WHAT THE TASK ASKS
Your task is to repeat the entries exactly. Leave the pictures out.

START GIVEN DATA

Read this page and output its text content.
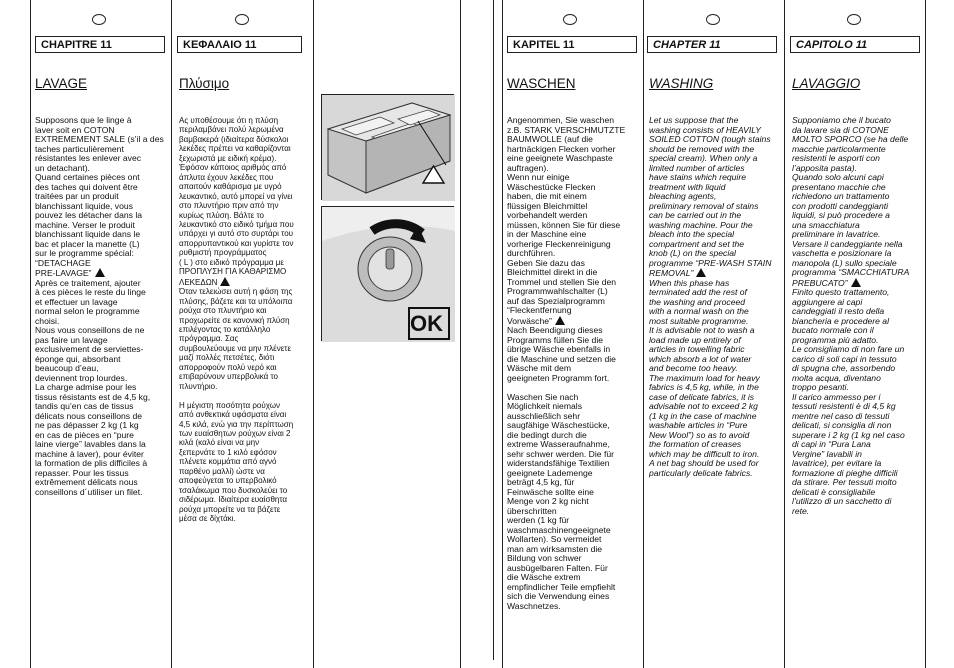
CHAPITRE 11
LAVAGE
Supposons que le linge à
laver soit en COTON
EXTREMEMENT SALE (s’il a des
taches particulièrement
résistantes les enlever avec
un detachant).
Quand certaines pièces ont
des taches qui doivent être
traitées par un produit
blanchissant liquide, vous
pouvez les détacher dans la
machine. Verser le produit
blanchissant liquide dans le
bac et placer la manette (L)
sur le programme spécial:
“DETACHAGE
PRE-LAVAGE”
Après ce traitement, ajouter
à ces pièces le reste du linge
et effectuer un lavage
normal selon le programme
choisi.
Nous vous conseillons de ne
pas faire un lavage
exclusivement de serviettes-
éponge qui, absorbant
beaucoup d’eau,
deviennent trop lourdes.
La charge admise pour les
tissus résistants est de 4,5 kg,
tandis qu’en cas de tissus
délicats nous conseillons de
ne pas dépasser 2 kg (1 kg
en cas de pièces en “pure
laine vierge” lavables dans la
machine à laver), pour éviter
la formation de plis difficiles à
repasser. Pour les tissus
extrêmement délicats nous
conseillons d´utiliser un filet.
ΚΕΦΑΛΑΙΟ 11
Πλύσιμο
Ας υποθέσουμε ότι η πλύση
περιλαμβάνει πολύ λερωμένα
βαμβακερά (ιδιαίτερα δύσκολοι
λεκέδες πρέπει να καθαρίζονται
ξεχωριστά με ειδική κρέμα).
Έφόσον κάποιος αριθμός από
άπλυτα έχουν λεκέδες που
απαιτούν καθάρισμα με υγρό
λευκαντικό, αυτό μπορεί να γίνει
στο πλυντήριο πριν από την
κυρίως πλύση. Βάλτε το
λευκαντικό στο ειδικό τμήμα που
υπάρχει γι αυτό στο συρτάρι του
απορρυπαντικού και γυρίστε τον
ρυθμιστή προγράμματος
( L ) στο ειδικό πρόγραμμα με
ΠΡΟΠΛΥΣΗ ΓΙΑ ΚΑΘΑΡΙΣΜΟ
ΛΕΚΕΔΩΝ
Όταν τελειώσει αυτή η φάση της
πλύσης, βάζετε και τα υπόλοιπα
ρούχα στο πλυντήριο και
προχωρείτε σε κανονική πλύση
επιλέγοντας το κατάλληλο
πρόγραμμα. Σας
συμβουλεύουμε να μην πλένετε
μαζί πολλές πετσέτες, διότι
απορροφούν πολύ νερό και
επιβαρύνουν υπερβολικά το
πλυντήριο.

Η μέγιστη ποσότητα ρούχων
από ανθεκτικά υφάσματα είναι
4,5 κιλά, ενώ για την περίπτωση
των ευαίσθητων ρούχων είναι 2
κιλά (καλό είναι να μην
ξεπερνάτε το 1 κιλό εφόσον
πλένετε κομμάτια από αγνό
παρθένο μαλλί) ώστε να
αποφεύγεται το υπερβολικό
τσαλάκωμα που δυσκολεύει το
σιδέρωμα. Ιδιαίτερα ευαίσθητα
ρούχα μπορείτε να τα βάζετε
μέσα σε δίχτάκι.
OK
KAPITEL 11
WASCHEN
Angenommen, Sie waschen
z.B. STARK VERSCHMUTZTE
BAUMWOLLE (auf die
hartnäckigen Flecken vorher
eine geeignete Waschpaste
auftragen).
Wenn nur einige
Wäschestücke Flecken
haben, die mit einem
flüssigen Bleichmittel
vorbehandelt werden
müssen, können Sie für diese
in der Maschine eine
vorherige Fleckenreinigung
durchführen.
Geben Sie dazu das
Bleichmittel direkt in die
Trommel und stellen Sie den
Programmwahlschalter (L)
auf das Spezialprogramm
“Fleckentfernung
Vorwäsche”
Nach Beendigung dieses
Programms füllen Sie die
übrige Wäsche ebenfalls in
die Maschine und setzen die
Wäsche mit dem
geeigneten Programm fort.

Waschen Sie nach
Möglichkeit niemals
ausschließlich sehr
saugfähige Wäschestücke,
die bedingt durch die
extreme Wasseraufnahme,
sehr schwer werden. Die für
widerstandsfähige Textilien
geeignete Lademenge
beträgt 4,5 kg, für
Feinwäsche sollte eine
Menge von 2 kg nicht
überschritten
werden (1 kg für
waschmaschinengeeignete
Wollarten). So vermeidet
man am wirksamsten die
Bildung von schwer
ausbügelbaren Falten. Für
die Wäsche extrem
empfindlicher Teile empfiehlt
sich die Verwendung eines
Waschnetzes.
CHAPTER 11
WASHING
Let us suppose that the
washing consists of HEAVILY
SOILED COTTON (tough stains
should be removed with the
special cream). When only a
limited number of articles
have stains which require
treatment with liquid
bleaching agents,
preliminary removal of stains
can be carried out in the
washing machine. Pour the
bleach into the special
compartment and set the
knob (L) on the special
programme “PRE-WASH STAIN
REMOVAL”
When this phase has
terminated add the rest of
the washing and proceed
with a normal wash on the
most suitable programme.
It is advisable not to wash a
load made up entirely of
articles in towelling fabric
which absorb a lot of water
and become too heavy.
The maximum load for heavy
fabrics is 4,5 kg, while, in the
case of delicate fabrics, it is
advisable not to exceed 2 kg
(1 kg in the case of machine
washable articles in “Pure
New Wool”) so as to avoid
the formation of creases
which may be difficult to iron.
A net bag should be used for
particularly delicate fabrics.
CAPITOLO 11
LAVAGGIO
Supponiamo che il bucato
da lavare sia di COTONE
MOLTO SPORCO (se ha delle
macchie particolarmente
resistenti le asporti con
l’apposita pasta).
Quando solo alcuni capi
presentano macchie che
richiedono un trattamento
con prodotti candeggianti
liquidi, si può procedere a
una smacchiatura
preliminare in lavatrice.
Versare il candeggiante nella
vaschetta e posizionare la
manopola (L) sullo speciale
programma “SMACCHIATURA
PREBUCATO”
Finito questo trattamento,
aggiungere ai capi
candeggiati il resto della
biancheria e procedere al
bucato normale con il
programma più adatto.
Le consigliamo di non fare un
carico di soli capi in tessuto
di spugna che, assorbendo
molta acqua, diventano
troppo pesanti.
Il carico ammesso per i
tessuti resistenti è di 4,5 kg
mentre nel caso di tessuti
delicati, si consiglia di non
superare i 2 kg (1 kg nel caso
di capi in “Pura Lana
Vergine” lavabili in
lavatrice), per evitare la
formazione di pieghe difficili
da stirare. Per tessuti molto
delicati è consigliabile
l’utilizzo di un sacchetto di
rete.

END GIVEN DATA

TASK OUTPUT
Read this page and output its text content.
CHAPITRE 11
LAVAGE
Supposons que le linge à
laver soit en COTON
EXTREMEMENT SALE (s’il a des
taches particulièrement
résistantes les enlever avec
un detachant).
Quand certaines pièces ont
des taches qui doivent être
traitées par un produit
blanchissant liquide, vous
pouvez les détacher dans la
machine. Verser le produit
blanchissant liquide dans le
bac et placer la manette (L)
sur le programme spécial:
“DETACHAGE
PRE-LAVAGE”
Après ce traitement, ajouter
à ces pièces le reste du linge
et effectuer un lavage
normal selon le programme
choisi.
Nous vous conseillons de ne
pas faire un lavage
exclusivement de serviettes-
éponge qui, absorbant
beaucoup d’eau,
deviennent trop lourdes.
La charge admise pour les
tissus résistants est de 4,5 kg,
tandis qu’en cas de tissus
délicats nous conseillons de
ne pas dépasser 2 kg (1 kg
en cas de pièces en “pure
laine vierge” lavables dans la
machine à laver), pour éviter
la formation de plis difficiles à
repasser. Pour les tissus
extrêmement délicats nous
conseillons d´utiliser un filet.
ΚΕΦΑΛΑΙΟ 11
Πλύσιμο
Ας υποθέσουμε ότι η πλύση
περιλαμβάνει πολύ λερωμένα
βαμβακερά (ιδιαίτερα δύσκολοι
λεκέδες πρέπει να καθαρίζονται
ξεχωριστά με ειδική κρέμα).
Έφόσον κάποιος αριθμός από
άπλυτα έχουν λεκέδες που
απαιτούν καθάρισμα με υγρό
λευκαντικό, αυτό μπορεί να γίνει
στο πλυντήριο πριν από την
κυρίως πλύση. Βάλτε το
λευκαντικό στο ειδικό τμήμα που
υπάρχει γι αυτό στο συρτάρι του
απορρυπαντικού και γυρίστε τον
ρυθμιστή προγράμματος
( L ) στο ειδικό πρόγραμμα με
ΠΡΟΠΛΥΣΗ ΓΙΑ ΚΑΘΑΡΙΣΜΟ
ΛΕΚΕΔΩΝ
Όταν τελειώσει αυτή η φάση της
πλύσης, βάζετε και τα υπόλοιπα
ρούχα στο πλυντήριο και
προχωρείτε σε κανονική πλύση
επιλέγοντας το κατάλληλο
πρόγραμμα. Σας
συμβουλεύουμε να μην πλένετε
μαζί πολλές πετσέτες, διότι
απορροφούν πολύ νερό και
επιβαρύνουν υπερβολικά το
πλυντήριο.

Η μέγιστη ποσότητα ρούχων
από ανθεκτικά υφάσματα είναι
4,5 κιλά, ενώ για την περίπτωση
των ευαίσθητων ρούχων είναι 2
κιλά (καλό είναι να μην
ξεπερνάτε το 1 κιλό εφόσον
πλένετε κομμάτια από αγνό
παρθένο μαλλί) ώστε να
αποφεύγεται το υπερβολικό
τσαλάκωμα που δυσκολεύει το
σιδέρωμα. Ιδιαίτερα ευαίσθητα
ρούχα μπορείτε να τα βάζετε
μέσα σε δίχτάκι.
OK
KAPITEL 11
WASCHEN
Angenommen, Sie waschen
z.B. STARK VERSCHMUTZTE
BAUMWOLLE (auf die
hartnäckigen Flecken vorher
eine geeignete Waschpaste
auftragen).
Wenn nur einige
Wäschestücke Flecken
haben, die mit einem
flüssigen Bleichmittel
vorbehandelt werden
müssen, können Sie für diese
in der Maschine eine
vorherige Fleckenreinigung
durchführen.
Geben Sie dazu das
Bleichmittel direkt in die
Trommel und stellen Sie den
Programmwahlschalter (L)
auf das Spezialprogramm
“Fleckentfernung
Vorwäsche”
Nach Beendigung dieses
Programms füllen Sie die
übrige Wäsche ebenfalls in
die Maschine und setzen die
Wäsche mit dem
geeigneten Programm fort.

Waschen Sie nach
Möglichkeit niemals
ausschließlich sehr
saugfähige Wäschestücke,
die bedingt durch die
extreme Wasseraufnahme,
sehr schwer werden. Die für
widerstandsfähige Textilien
geeignete Lademenge
beträgt 4,5 kg, für
Feinwäsche sollte eine
Menge von 2 kg nicht
überschritten
werden (1 kg für
waschmaschinengeeignete
Wollarten). So vermeidet
man am wirksamsten die
Bildung von schwer
ausbügelbaren Falten. Für
die Wäsche extrem
empfindlicher Teile empfiehlt
sich die Verwendung eines
Waschnetzes.
CHAPTER 11
WASHING
Let us suppose that the
washing consists of HEAVILY
SOILED COTTON (tough stains
should be removed with the
special cream). When only a
limited number of articles
have stains which require
treatment with liquid
bleaching agents,
preliminary removal of stains
can be carried out in the
washing machine. Pour the
bleach into the special
compartment and set the
knob (L) on the special
programme “PRE-WASH STAIN
REMOVAL”
When this phase has
terminated add the rest of
the washing and proceed
with a normal wash on the
most suitable programme.
It is advisable not to wash a
load made up entirely of
articles in towelling fabric
which absorb a lot of water
and become too heavy.
The maximum load for heavy
fabrics is 4,5 kg, while, in the
case of delicate fabrics, it is
advisable not to exceed 2 kg
(1 kg in the case of machine
washable articles in “Pure
New Wool”) so as to avoid
the formation of creases
which may be difficult to iron.
A net bag should be used for
particularly delicate fabrics.
CAPITOLO 11
LAVAGGIO
Supponiamo che il bucato
da lavare sia di COTONE
MOLTO SPORCO (se ha delle
macchie particolarmente
resistenti le asporti con
l’apposita pasta).
Quando solo alcuni capi
presentano macchie che
richiedono un trattamento
con prodotti candeggianti
liquidi, si può procedere a
una smacchiatura
preliminare in lavatrice.
Versare il candeggiante nella
vaschetta e posizionare la
manopola (L) sullo speciale
programma “SMACCHIATURA
PREBUCATO”
Finito questo trattamento,
aggiungere ai capi
candeggiati il resto della
biancheria e procedere al
bucato normale con il
programma più adatto.
Le consigliamo di non fare un
carico di soli capi in tessuto
di spugna che, assorbendo
molta acqua, diventano
troppo pesanti.
Il carico ammesso per i
tessuti resistenti è di 4,5 kg
mentre nel caso di tessuti
delicati, si consiglia di non
superare i 2 kg (1 kg nel caso
di capi in “Pura Lana
Vergine” lavabili in
lavatrice), per evitare la
formazione di pieghe difficili
da stirare. Per tessuti molto
delicati è consigliabile
l’utilizzo di un sacchetto di
rete.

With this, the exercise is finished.